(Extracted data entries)
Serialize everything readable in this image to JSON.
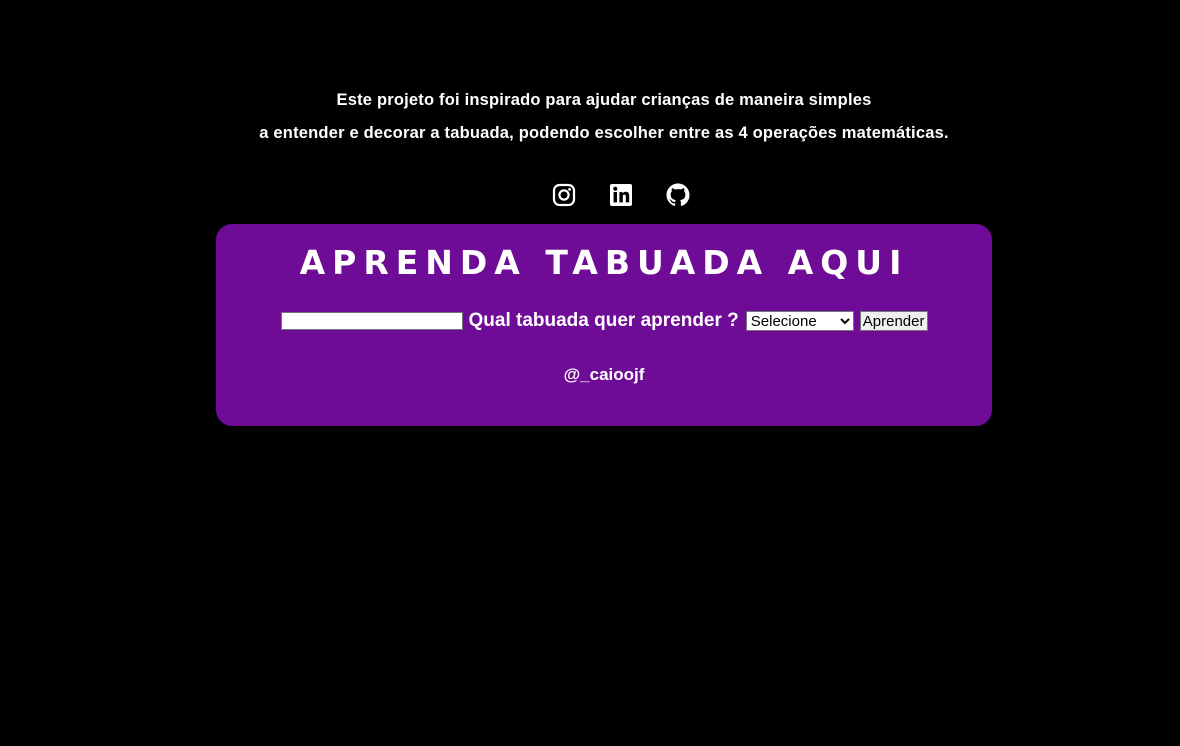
{
  "intro": {
    "line1": "Este projeto foi inspirado para ajudar crianças de maneira simples",
    "line2": "a entender e decorar a tabuada, podendo escolher entre as 4 operações matemáticas."
  },
  "social": {
    "links": [
      {
        "name": "instagram",
        "icon": "instagram-icon"
      },
      {
        "name": "linkedin",
        "icon": "linkedin-icon"
      },
      {
        "name": "github",
        "icon": "github-icon"
      }
    ]
  },
  "card": {
    "title": "Aprenda Tabuada Aqui",
    "background": "#6f0c97",
    "number_input_value": "",
    "question_label": "Qual tabuada quer aprender ?",
    "operation_select": {
      "selected": "Selecione"
    },
    "submit_label": "Aprender",
    "handle": "@_caioojf"
  }
}
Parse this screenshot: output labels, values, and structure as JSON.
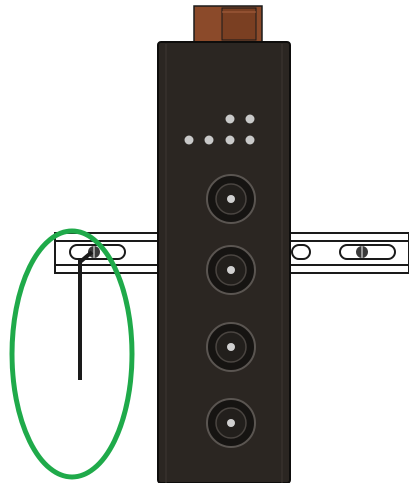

◆ Work to do: Copy the records above exactly, omitting every picture.

◆ Task solution:
Serialize everything readable in this image to JSON.
{
  "intro": {
    "line1": "Este projeto foi inspirado para ajudar crianças de maneira simples",
    "line2": "a entender e decorar a tabuada, podendo escolher entre as 4 operações matemáticas."
  },
  "social": {
    "links": [
      {
        "name": "instagram",
        "icon": "instagram-icon"
      },
      {
        "name": "linkedin",
        "icon": "linkedin-icon"
      },
      {
        "name": "github",
        "icon": "github-icon"
      }
    ]
  },
  "card": {
    "title": "Aprenda Tabuada Aqui",
    "background": "#6f0c97",
    "number_input_value": "",
    "question_label": "Qual tabuada quer aprender ?",
    "operation_select": {
      "selected": "Selecione"
    },
    "submit_label": "Aprender",
    "handle": "@_caioojf"
  }
}
Parse this screenshot: output labels, values, and structure as JSON.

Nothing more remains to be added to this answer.